Your task is to copy each line that has the word "exige".
═══
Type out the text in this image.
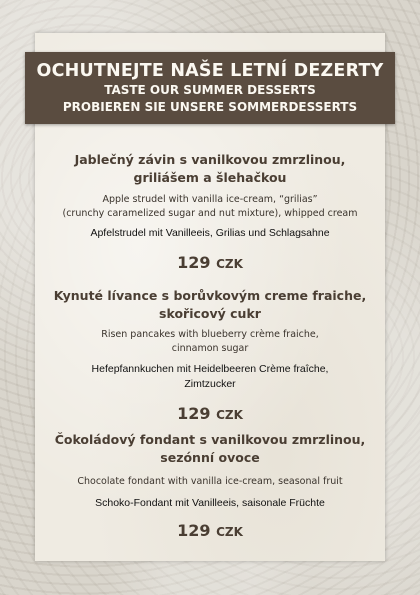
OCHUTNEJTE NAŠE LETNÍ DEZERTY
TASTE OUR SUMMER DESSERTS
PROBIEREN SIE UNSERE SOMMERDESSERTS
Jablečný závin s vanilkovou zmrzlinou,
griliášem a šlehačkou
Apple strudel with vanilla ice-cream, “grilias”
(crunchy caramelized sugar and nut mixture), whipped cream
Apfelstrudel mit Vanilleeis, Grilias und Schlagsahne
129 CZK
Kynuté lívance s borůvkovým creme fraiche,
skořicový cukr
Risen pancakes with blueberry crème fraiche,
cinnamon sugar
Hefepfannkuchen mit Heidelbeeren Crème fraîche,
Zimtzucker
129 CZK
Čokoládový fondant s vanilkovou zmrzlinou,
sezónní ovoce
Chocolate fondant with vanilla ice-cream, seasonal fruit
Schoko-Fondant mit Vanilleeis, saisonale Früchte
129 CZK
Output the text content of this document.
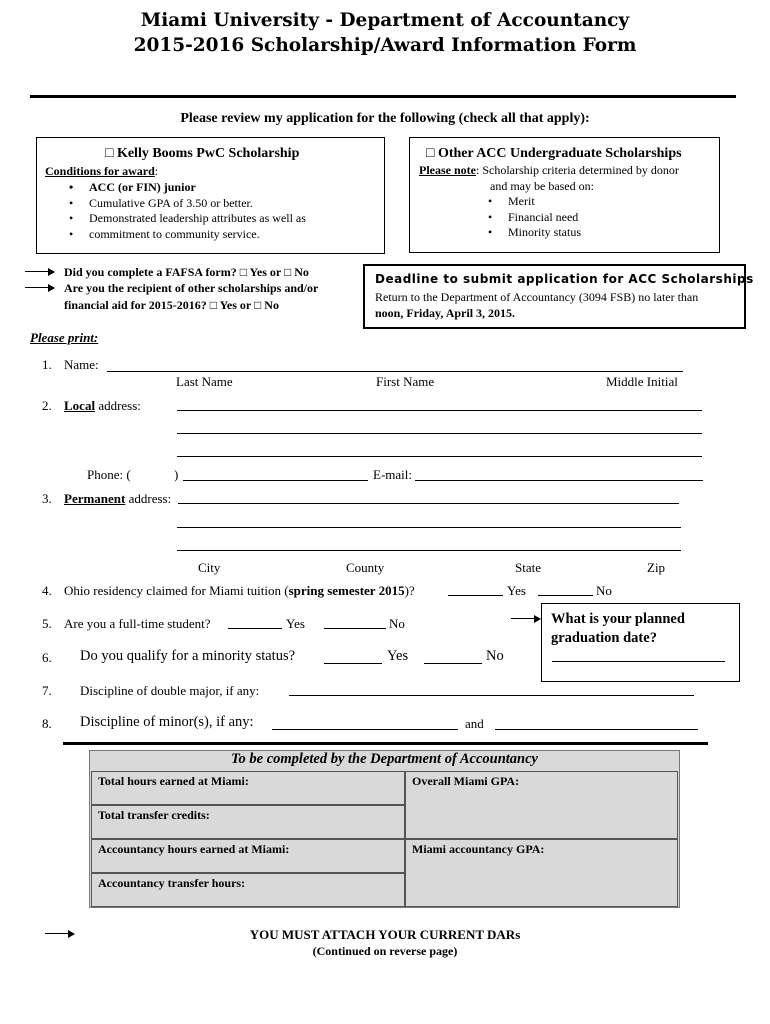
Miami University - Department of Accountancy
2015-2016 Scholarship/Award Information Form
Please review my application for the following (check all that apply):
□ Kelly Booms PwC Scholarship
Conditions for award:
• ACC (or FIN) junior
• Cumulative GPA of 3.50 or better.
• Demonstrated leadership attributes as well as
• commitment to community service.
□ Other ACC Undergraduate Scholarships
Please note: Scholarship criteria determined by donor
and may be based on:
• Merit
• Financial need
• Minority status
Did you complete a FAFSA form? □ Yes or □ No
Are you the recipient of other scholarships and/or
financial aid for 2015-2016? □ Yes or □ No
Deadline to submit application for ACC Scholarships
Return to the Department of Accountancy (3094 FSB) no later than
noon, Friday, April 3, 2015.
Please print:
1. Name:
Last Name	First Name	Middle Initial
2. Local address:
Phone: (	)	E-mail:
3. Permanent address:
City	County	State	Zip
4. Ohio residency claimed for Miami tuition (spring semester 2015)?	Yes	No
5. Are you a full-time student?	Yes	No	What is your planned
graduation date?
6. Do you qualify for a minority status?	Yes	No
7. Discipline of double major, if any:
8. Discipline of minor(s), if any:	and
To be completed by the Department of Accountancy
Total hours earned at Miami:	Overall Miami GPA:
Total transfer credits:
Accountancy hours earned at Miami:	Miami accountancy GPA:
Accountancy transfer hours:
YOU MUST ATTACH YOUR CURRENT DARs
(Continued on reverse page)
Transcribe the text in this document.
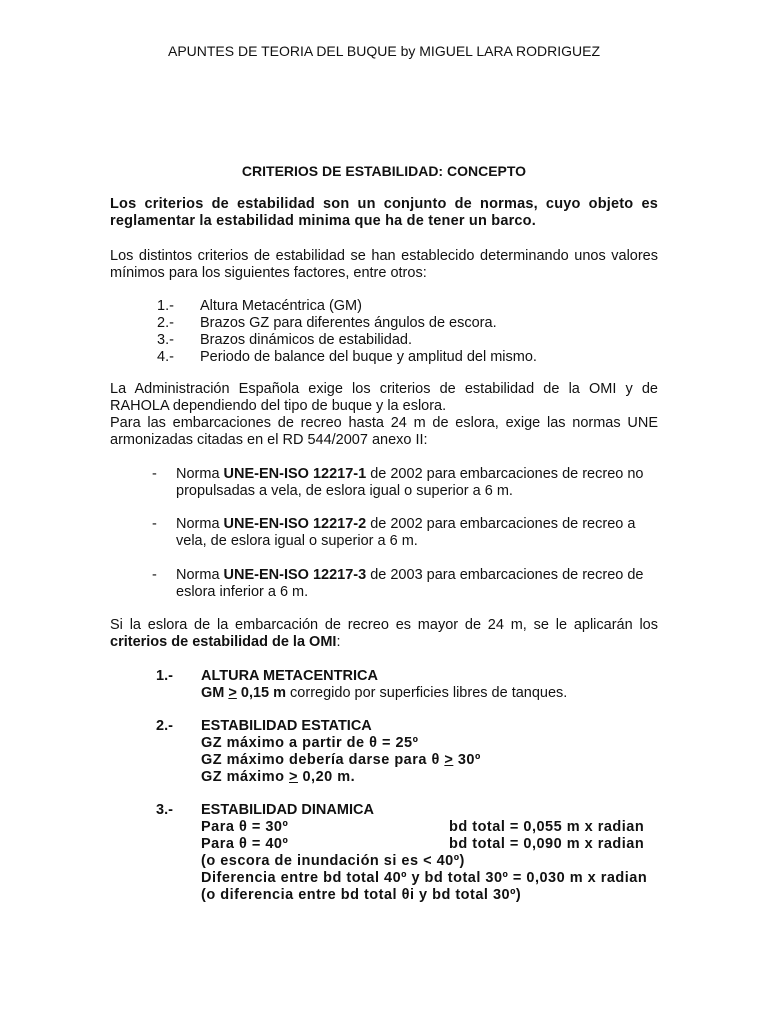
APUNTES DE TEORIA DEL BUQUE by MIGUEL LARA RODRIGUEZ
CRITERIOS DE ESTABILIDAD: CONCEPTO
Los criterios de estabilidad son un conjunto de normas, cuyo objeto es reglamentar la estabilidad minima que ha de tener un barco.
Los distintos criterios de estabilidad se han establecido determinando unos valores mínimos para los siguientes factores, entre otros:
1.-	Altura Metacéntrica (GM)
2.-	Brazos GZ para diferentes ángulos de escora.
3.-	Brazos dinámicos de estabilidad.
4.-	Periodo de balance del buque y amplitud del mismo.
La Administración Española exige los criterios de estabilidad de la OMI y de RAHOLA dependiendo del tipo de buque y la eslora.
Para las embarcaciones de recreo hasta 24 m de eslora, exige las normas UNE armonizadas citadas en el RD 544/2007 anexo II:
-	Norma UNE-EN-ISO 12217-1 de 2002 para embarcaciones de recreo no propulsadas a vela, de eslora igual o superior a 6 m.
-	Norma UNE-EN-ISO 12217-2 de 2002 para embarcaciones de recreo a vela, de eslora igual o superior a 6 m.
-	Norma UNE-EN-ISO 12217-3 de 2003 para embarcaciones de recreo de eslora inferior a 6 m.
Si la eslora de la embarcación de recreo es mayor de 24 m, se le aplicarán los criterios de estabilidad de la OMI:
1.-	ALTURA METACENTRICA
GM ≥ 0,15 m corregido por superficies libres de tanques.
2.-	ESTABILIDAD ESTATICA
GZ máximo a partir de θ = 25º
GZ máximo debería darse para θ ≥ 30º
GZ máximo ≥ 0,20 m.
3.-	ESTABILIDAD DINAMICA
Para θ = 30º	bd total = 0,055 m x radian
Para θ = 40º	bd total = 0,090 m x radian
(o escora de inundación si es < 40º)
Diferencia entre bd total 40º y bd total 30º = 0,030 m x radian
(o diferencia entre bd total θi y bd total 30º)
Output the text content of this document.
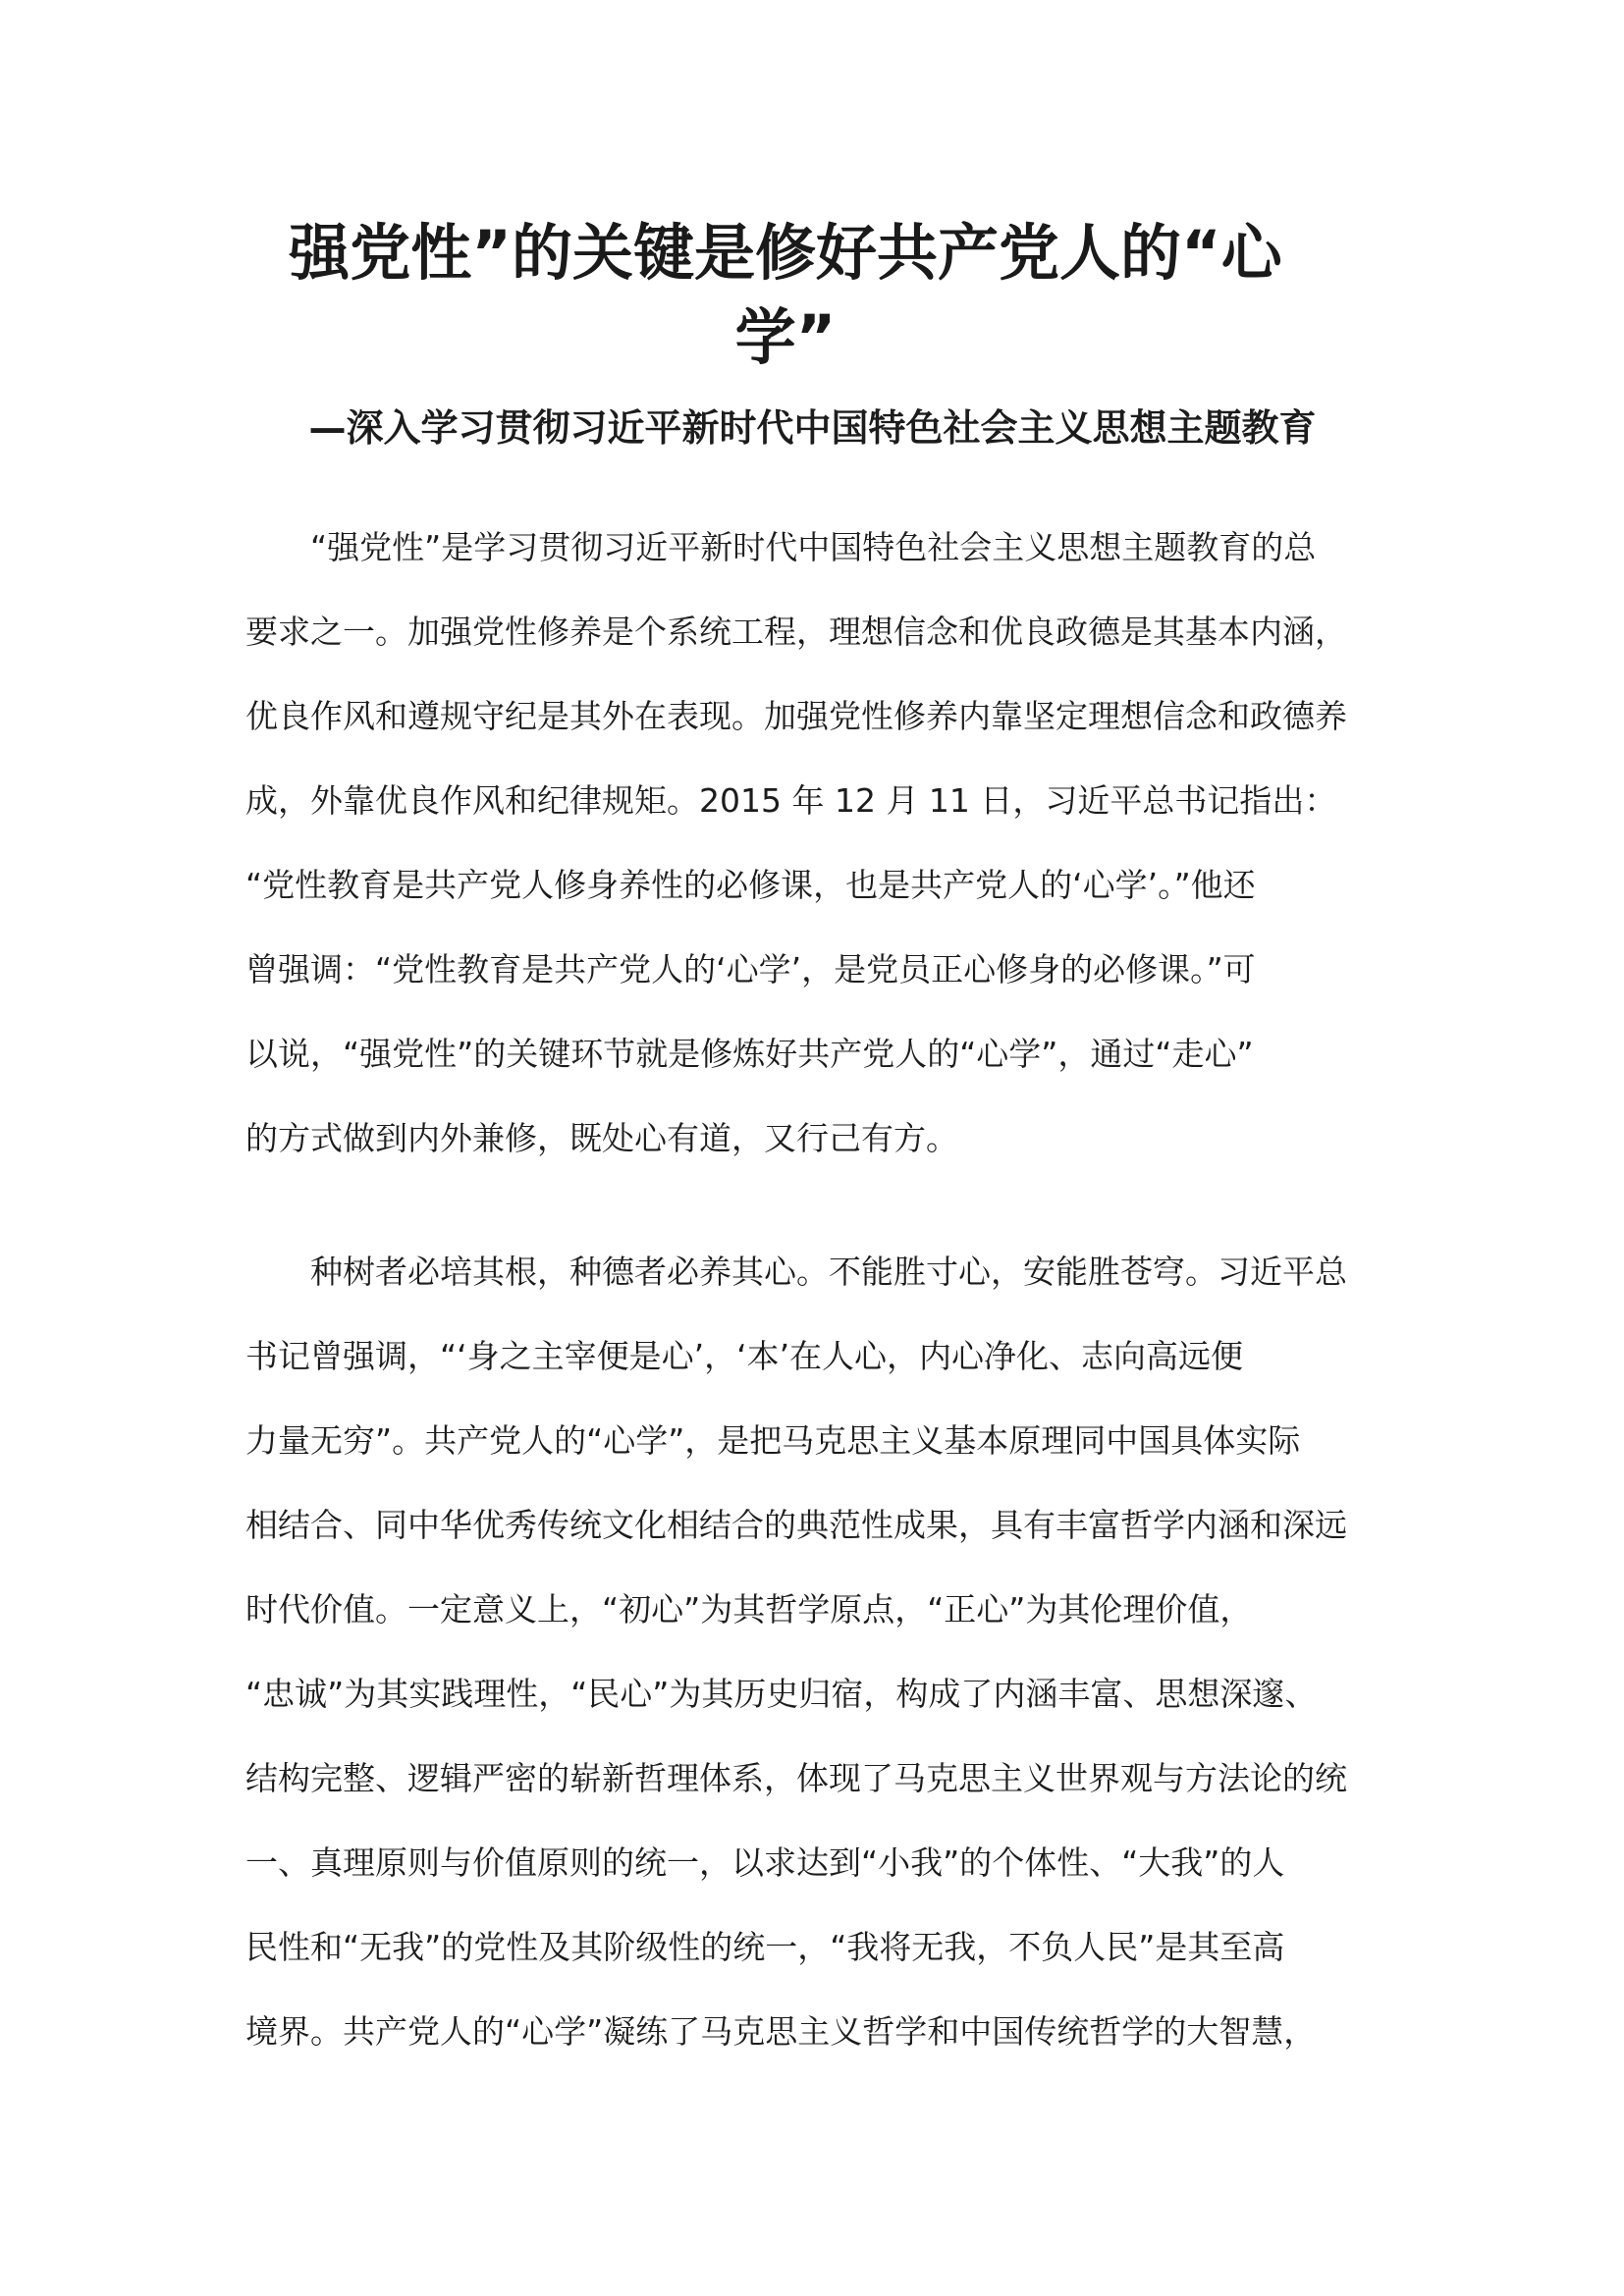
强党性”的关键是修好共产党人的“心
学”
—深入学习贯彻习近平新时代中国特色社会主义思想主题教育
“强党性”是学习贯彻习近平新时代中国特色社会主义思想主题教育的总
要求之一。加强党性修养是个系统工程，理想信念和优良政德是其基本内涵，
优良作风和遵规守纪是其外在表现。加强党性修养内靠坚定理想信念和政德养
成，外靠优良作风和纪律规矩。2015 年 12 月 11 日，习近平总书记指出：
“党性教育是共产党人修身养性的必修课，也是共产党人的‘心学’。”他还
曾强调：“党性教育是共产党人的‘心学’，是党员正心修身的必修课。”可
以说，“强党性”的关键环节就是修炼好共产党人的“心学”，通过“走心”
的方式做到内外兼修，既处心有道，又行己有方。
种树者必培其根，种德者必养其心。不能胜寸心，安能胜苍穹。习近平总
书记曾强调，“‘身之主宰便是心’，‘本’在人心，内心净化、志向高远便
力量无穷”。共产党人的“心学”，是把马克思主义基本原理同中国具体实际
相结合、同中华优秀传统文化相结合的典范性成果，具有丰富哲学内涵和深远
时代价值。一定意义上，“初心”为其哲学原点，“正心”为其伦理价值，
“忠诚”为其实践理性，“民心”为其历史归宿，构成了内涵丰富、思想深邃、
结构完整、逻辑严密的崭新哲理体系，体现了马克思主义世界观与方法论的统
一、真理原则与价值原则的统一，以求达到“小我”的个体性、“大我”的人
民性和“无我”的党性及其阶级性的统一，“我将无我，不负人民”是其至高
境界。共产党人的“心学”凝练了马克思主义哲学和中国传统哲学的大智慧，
═══
**RESULT OF THIS EXERCISE**.
La Administración Española exige los criterios de estabilidad de la OMI y de RAHOLA dependiendo del tipo de buque y la eslora.
Para las embarcaciones de recreo hasta 24 m de eslora, exige las normas UNE armonizadas citadas en el RD 544/2007 anexo II:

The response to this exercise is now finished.